# [Listing]
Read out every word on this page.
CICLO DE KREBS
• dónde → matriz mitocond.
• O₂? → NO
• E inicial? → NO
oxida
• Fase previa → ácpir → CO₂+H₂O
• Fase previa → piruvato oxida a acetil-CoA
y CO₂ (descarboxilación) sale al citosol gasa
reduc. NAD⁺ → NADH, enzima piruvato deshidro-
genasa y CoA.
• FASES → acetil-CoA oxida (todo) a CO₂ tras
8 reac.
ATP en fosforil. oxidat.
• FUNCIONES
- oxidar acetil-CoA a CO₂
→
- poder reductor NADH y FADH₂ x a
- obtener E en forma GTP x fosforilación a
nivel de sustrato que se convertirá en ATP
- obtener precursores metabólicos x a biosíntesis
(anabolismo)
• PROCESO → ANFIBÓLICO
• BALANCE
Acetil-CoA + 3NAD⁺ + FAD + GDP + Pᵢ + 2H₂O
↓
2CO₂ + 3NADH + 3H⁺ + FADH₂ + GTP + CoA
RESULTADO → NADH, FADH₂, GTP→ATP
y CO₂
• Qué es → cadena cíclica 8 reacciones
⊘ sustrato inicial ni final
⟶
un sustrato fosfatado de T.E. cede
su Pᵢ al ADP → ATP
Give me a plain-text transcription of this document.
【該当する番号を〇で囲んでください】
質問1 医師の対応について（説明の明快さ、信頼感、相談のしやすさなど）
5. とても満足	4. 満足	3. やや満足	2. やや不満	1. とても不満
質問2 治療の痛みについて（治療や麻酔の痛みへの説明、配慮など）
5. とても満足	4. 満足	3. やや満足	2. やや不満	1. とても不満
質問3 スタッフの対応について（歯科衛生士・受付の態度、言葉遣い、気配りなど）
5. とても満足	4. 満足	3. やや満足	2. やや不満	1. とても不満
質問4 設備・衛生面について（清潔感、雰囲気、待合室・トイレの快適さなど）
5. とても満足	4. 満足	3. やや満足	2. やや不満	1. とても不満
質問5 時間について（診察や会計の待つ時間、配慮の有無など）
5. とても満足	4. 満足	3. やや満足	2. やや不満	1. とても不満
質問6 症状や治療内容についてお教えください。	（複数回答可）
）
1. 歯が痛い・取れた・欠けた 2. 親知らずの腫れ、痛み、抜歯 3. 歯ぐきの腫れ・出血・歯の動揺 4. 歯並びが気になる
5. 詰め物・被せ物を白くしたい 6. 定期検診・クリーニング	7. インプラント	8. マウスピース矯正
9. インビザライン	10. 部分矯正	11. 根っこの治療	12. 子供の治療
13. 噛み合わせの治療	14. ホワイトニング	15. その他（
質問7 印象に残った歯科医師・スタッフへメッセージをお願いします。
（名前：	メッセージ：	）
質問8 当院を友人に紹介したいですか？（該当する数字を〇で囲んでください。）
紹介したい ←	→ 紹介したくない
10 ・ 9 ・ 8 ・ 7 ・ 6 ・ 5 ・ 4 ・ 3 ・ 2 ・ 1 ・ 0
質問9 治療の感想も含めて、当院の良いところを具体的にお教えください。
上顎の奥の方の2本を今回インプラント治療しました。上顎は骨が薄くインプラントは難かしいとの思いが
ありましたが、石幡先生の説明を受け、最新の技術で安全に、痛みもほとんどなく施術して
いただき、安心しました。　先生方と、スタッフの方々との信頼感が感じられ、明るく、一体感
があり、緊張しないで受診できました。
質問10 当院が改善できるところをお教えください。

# [Requirement]
Pick out all lines containing the string "FADH₂".

# [Result of the exercise]
- poder reductor NADH y FADH₂ x a
2CO₂ + 3NADH + 3H⁺ + FADH₂ + GTP + CoA
RESULTADO → NADH, FADH₂, GTP→ATP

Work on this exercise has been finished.